Task objective
Count every line where "como" occurs. Give the total alone.

Supplied data

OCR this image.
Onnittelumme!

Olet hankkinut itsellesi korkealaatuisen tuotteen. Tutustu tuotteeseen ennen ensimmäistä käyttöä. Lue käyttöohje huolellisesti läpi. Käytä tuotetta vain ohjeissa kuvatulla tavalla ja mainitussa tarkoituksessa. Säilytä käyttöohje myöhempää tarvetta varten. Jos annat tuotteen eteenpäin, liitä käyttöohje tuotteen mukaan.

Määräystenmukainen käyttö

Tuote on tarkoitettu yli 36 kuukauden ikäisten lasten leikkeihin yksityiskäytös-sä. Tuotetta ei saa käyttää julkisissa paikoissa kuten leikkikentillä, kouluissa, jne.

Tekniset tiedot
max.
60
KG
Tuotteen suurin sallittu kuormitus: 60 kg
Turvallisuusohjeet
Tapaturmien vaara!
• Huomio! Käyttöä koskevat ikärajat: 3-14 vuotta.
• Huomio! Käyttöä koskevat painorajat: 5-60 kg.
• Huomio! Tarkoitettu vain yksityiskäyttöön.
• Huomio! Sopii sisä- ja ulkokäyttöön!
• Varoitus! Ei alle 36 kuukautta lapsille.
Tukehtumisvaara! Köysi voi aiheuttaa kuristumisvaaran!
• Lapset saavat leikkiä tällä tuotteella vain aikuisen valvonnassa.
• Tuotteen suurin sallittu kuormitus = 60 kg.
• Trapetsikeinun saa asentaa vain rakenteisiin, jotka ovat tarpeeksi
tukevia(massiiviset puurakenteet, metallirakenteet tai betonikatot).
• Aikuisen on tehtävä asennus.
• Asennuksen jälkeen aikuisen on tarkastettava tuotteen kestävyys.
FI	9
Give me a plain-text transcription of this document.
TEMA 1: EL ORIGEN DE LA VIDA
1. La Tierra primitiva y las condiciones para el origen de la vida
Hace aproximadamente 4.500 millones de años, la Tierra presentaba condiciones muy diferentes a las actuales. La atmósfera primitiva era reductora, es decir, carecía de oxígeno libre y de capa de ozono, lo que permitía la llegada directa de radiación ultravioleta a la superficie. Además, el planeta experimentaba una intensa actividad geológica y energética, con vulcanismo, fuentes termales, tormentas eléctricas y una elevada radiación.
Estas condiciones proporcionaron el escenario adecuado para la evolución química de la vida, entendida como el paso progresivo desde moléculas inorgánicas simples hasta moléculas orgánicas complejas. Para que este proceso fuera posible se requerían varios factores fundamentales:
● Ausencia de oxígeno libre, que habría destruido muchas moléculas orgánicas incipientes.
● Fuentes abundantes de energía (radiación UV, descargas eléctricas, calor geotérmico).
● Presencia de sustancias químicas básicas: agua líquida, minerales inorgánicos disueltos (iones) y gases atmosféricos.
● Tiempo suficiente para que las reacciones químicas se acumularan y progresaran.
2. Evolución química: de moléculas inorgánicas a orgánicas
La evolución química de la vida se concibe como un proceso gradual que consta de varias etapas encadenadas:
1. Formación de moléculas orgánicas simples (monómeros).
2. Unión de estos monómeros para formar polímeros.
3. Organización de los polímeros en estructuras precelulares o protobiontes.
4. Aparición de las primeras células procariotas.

Solution for this problem
2